Data excerpts:

- - -

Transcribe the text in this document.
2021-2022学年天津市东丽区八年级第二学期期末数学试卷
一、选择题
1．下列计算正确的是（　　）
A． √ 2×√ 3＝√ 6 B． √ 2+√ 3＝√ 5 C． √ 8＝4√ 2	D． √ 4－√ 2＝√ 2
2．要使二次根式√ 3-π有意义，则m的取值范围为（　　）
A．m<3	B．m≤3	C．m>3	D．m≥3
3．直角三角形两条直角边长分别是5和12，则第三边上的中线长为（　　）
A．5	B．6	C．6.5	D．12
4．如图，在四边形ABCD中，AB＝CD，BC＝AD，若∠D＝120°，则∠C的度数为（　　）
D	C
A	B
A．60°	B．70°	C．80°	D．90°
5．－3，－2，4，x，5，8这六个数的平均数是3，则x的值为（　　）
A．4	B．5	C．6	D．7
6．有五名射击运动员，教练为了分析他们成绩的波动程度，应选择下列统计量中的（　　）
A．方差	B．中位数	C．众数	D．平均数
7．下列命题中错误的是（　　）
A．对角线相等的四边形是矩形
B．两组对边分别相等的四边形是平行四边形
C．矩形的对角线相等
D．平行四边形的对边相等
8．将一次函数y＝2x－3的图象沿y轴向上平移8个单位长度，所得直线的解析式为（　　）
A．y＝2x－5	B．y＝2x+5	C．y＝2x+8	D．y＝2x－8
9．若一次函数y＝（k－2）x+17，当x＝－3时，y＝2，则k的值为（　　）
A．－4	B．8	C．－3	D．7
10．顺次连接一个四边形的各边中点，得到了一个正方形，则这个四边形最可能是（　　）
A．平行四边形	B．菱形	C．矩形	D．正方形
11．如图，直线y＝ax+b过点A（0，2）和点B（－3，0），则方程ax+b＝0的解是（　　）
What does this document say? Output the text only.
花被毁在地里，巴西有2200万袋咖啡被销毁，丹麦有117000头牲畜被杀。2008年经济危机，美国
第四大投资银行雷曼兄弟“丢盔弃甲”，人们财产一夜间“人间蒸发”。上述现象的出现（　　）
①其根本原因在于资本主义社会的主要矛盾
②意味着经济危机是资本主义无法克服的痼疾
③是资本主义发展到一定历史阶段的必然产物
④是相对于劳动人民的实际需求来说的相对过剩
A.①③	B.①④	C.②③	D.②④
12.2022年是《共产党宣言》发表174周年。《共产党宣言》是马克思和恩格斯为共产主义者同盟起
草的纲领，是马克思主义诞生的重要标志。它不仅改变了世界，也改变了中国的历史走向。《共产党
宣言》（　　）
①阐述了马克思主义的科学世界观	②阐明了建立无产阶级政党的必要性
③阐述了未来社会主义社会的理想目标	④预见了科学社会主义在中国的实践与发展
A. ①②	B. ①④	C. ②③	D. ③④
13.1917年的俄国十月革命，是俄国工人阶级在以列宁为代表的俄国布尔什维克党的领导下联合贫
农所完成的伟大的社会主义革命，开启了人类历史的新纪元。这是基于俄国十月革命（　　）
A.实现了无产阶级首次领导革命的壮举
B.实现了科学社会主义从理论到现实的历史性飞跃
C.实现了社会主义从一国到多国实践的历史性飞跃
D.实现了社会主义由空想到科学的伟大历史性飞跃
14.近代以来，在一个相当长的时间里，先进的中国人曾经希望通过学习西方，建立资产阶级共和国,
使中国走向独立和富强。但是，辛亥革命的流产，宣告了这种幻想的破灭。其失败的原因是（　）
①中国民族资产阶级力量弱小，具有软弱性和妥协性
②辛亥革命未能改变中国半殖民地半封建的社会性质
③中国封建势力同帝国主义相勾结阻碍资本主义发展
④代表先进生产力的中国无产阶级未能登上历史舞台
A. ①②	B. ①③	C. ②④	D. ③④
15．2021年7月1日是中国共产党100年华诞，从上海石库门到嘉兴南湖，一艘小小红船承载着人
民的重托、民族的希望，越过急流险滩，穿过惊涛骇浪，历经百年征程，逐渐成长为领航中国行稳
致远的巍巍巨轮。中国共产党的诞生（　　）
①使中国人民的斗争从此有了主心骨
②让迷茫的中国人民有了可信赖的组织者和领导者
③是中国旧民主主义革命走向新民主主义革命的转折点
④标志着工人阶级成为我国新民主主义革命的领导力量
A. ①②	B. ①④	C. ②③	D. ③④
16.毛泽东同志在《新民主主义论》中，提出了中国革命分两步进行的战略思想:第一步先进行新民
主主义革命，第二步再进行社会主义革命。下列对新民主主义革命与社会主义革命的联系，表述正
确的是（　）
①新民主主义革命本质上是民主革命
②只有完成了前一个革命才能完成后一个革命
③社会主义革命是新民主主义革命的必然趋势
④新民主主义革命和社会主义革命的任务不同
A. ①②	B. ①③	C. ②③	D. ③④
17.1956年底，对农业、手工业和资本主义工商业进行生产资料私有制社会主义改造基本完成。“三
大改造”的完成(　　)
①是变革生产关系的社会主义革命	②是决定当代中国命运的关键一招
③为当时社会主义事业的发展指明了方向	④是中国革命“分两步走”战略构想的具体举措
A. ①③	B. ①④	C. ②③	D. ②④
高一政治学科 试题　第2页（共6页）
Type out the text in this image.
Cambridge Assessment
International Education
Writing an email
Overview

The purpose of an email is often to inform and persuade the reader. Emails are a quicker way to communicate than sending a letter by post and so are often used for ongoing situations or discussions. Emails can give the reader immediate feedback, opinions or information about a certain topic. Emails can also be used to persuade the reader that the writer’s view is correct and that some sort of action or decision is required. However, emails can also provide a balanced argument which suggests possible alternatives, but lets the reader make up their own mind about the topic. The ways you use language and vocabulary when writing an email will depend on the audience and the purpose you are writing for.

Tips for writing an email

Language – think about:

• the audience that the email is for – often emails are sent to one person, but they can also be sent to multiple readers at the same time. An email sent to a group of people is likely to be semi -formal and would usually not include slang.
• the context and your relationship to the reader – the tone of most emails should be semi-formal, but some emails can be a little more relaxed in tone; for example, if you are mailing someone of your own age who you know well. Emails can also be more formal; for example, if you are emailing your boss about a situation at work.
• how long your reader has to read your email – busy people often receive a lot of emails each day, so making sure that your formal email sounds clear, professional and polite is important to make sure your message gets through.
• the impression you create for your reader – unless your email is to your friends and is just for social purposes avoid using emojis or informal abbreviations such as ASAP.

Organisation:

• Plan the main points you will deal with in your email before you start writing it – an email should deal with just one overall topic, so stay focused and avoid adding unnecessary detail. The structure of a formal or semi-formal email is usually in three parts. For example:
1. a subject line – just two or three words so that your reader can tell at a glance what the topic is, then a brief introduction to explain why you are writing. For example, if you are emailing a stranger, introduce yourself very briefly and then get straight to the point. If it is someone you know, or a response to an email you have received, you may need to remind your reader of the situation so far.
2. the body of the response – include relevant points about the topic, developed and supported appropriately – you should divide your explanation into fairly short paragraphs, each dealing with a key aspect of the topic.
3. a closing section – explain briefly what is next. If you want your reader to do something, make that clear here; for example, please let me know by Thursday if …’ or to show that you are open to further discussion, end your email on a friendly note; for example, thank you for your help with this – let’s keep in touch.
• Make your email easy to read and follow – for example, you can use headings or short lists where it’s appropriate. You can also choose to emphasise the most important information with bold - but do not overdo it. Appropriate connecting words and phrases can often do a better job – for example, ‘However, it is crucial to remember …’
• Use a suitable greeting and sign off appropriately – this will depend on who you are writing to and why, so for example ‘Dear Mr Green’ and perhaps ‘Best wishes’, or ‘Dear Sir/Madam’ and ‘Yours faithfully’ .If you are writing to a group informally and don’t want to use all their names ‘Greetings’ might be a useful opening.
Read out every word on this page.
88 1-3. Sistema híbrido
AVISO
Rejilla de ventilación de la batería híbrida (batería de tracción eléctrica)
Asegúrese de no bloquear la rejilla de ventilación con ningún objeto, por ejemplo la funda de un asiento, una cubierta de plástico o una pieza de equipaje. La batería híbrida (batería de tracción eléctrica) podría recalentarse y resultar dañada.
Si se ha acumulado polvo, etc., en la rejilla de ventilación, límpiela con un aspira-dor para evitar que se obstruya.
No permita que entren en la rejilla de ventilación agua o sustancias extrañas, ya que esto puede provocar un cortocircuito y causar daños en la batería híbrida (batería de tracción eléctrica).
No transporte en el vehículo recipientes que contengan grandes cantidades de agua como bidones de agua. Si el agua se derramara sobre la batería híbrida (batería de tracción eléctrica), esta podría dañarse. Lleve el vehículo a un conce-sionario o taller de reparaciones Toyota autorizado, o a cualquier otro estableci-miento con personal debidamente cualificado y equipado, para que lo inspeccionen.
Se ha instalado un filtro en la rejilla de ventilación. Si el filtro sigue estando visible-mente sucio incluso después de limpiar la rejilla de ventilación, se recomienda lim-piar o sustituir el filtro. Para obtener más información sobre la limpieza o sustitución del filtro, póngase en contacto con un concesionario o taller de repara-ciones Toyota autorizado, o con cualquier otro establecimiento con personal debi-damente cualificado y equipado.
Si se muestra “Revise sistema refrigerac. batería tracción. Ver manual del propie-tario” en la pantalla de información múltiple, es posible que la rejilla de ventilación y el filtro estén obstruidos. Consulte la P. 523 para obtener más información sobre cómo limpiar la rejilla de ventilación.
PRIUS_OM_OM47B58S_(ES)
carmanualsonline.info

- - -

Gather from the entries above all lines that include the string "emailing".

* **Solution for this exercise**
• the context and your relationship to the reader – the tone of most emails should be semi-formal, but some emails can be a little more relaxed in tone; for example, if you are mailing someone of your own age who you know well. Emails can also be more formal; for example, if you are emailing your boss about a situation at work.
1. a subject line – just two or three words so that your reader can tell at a glance what the topic is, then a brief introduction to explain why you are writing. For example, if you are emailing a stranger, introduce yourself very briefly and then get straight to the point. If it is someone you know, or a response to an email you have received, you may need to remind your reader of the situation so far.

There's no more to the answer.